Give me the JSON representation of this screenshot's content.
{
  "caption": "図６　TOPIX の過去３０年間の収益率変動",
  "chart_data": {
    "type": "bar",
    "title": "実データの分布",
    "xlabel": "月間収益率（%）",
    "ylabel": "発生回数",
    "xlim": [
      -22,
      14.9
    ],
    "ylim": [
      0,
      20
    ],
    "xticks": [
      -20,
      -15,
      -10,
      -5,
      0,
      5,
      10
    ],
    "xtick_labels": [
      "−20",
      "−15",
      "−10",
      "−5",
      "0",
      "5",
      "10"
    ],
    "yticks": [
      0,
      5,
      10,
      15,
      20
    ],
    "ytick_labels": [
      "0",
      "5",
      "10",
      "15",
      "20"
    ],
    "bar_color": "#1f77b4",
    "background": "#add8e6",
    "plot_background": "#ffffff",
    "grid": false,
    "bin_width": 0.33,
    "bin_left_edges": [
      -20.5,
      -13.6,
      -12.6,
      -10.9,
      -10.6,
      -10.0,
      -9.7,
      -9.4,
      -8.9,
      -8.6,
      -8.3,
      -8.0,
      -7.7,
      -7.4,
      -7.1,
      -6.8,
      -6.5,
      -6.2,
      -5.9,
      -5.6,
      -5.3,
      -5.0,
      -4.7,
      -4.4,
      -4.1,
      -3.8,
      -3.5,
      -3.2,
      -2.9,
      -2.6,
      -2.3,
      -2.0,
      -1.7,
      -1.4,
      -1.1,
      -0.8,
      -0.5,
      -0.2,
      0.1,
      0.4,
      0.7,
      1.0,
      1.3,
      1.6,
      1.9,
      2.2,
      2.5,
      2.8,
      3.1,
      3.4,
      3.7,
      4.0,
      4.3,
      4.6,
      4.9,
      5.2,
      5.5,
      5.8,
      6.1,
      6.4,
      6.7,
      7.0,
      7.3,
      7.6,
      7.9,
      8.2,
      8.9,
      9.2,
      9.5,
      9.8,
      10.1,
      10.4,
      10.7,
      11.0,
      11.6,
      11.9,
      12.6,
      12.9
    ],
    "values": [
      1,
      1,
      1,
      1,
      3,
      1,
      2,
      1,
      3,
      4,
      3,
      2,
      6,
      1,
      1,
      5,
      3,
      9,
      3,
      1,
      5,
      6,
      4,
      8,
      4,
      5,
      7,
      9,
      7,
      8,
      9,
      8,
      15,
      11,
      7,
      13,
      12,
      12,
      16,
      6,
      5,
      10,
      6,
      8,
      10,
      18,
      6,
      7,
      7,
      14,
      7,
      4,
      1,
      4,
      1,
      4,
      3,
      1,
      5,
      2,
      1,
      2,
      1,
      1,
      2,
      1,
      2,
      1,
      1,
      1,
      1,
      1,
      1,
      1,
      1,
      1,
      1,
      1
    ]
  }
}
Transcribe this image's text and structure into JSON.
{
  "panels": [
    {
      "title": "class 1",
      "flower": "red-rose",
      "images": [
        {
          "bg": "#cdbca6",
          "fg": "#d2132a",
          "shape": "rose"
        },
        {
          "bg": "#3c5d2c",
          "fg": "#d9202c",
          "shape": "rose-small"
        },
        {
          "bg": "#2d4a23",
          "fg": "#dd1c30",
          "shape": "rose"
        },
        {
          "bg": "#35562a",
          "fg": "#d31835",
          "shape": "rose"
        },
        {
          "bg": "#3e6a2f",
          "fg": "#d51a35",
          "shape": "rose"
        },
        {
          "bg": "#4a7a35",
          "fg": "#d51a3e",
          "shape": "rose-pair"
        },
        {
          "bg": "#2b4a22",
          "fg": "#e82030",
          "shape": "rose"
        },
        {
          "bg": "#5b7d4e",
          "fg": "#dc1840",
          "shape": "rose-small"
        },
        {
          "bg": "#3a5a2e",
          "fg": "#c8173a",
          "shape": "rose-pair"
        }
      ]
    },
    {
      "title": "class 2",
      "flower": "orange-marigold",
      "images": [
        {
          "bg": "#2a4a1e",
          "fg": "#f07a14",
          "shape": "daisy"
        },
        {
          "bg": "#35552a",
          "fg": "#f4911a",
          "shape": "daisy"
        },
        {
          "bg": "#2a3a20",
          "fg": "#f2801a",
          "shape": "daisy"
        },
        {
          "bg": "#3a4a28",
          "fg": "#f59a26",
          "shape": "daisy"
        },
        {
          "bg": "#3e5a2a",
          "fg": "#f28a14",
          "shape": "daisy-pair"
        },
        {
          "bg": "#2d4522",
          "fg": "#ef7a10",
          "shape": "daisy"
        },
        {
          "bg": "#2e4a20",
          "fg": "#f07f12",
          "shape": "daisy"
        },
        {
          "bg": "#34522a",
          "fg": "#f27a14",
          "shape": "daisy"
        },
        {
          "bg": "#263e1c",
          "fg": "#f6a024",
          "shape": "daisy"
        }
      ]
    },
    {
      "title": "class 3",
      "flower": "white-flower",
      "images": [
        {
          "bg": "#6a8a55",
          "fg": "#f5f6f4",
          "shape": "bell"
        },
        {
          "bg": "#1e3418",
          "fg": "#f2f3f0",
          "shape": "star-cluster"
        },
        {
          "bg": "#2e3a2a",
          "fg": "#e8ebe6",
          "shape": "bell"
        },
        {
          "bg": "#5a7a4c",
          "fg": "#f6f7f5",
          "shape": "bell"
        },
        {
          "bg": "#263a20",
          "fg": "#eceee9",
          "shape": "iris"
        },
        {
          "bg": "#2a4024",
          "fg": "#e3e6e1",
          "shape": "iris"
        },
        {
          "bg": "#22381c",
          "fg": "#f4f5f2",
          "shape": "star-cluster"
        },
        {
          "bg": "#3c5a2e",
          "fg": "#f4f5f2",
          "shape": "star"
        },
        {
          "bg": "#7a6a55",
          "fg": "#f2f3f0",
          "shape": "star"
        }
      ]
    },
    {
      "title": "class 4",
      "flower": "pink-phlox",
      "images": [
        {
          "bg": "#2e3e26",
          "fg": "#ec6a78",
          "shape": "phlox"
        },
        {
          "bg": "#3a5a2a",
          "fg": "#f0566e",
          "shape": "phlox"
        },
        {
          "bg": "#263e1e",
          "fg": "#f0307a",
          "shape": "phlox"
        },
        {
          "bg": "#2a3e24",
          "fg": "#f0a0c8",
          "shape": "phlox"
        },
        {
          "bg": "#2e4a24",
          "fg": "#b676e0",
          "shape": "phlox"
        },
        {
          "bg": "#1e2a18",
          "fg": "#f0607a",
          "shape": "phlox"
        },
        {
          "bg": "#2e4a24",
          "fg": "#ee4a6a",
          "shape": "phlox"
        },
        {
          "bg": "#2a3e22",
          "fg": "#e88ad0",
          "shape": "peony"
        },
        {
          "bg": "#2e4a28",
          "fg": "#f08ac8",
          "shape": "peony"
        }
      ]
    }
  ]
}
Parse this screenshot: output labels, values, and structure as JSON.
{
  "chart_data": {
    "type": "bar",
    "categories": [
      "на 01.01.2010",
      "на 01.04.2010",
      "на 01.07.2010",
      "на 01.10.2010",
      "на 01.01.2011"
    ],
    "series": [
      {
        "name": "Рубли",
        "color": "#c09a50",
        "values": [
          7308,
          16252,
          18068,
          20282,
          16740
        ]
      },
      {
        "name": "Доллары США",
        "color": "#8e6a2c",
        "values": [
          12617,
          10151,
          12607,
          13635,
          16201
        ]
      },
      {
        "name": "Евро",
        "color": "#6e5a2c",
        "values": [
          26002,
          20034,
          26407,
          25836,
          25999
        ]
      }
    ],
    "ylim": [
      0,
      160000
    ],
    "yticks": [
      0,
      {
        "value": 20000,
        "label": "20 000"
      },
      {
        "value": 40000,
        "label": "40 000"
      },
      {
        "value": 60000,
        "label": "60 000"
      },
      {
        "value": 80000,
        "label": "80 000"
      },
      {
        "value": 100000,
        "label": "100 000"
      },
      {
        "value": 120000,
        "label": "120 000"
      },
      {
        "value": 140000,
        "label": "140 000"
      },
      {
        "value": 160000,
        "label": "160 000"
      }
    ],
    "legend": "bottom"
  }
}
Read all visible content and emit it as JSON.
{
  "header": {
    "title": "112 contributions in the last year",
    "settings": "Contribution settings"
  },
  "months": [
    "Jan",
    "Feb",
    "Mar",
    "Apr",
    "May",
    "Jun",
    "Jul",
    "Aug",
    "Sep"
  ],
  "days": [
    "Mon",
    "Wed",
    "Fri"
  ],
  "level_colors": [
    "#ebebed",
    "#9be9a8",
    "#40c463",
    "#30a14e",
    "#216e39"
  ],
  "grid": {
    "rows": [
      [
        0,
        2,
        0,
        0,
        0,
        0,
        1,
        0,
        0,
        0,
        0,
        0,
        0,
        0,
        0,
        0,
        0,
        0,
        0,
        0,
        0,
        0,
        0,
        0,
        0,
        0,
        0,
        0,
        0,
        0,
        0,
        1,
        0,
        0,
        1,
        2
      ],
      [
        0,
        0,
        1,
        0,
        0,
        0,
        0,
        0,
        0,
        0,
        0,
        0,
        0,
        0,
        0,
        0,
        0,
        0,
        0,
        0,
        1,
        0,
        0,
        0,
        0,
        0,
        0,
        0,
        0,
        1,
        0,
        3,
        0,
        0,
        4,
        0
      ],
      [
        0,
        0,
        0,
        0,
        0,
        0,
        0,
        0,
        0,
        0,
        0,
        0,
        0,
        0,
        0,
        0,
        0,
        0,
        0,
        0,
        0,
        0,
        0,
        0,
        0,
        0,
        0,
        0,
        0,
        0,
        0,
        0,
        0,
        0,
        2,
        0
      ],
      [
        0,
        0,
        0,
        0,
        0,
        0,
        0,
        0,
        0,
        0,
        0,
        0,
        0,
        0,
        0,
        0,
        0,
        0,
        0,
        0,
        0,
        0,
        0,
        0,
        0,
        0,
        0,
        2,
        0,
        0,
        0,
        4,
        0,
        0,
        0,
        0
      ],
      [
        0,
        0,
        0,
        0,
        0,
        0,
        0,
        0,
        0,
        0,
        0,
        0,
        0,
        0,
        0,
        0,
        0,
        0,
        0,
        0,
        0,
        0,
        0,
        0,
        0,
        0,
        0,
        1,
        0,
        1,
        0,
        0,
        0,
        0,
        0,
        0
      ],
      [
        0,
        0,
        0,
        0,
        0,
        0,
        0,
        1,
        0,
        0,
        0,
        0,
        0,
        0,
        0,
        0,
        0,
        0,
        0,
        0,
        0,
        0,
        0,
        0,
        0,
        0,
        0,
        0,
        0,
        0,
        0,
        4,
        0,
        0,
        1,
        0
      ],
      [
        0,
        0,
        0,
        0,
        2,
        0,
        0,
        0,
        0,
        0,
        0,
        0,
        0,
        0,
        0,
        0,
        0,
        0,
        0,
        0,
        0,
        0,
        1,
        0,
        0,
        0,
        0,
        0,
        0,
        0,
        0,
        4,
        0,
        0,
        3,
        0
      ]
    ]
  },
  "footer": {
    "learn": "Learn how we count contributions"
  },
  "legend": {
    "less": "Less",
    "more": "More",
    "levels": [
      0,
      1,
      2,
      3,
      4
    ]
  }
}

[What to produce]
Return every line of the preceding records in which the word "title" appears.

[The reply]
    "title": "実データの分布",
      "title": "class 1",
      "title": "class 2",
      "title": "class 3",
      "title": "class 4",
    "title": "112 contributions in the last year",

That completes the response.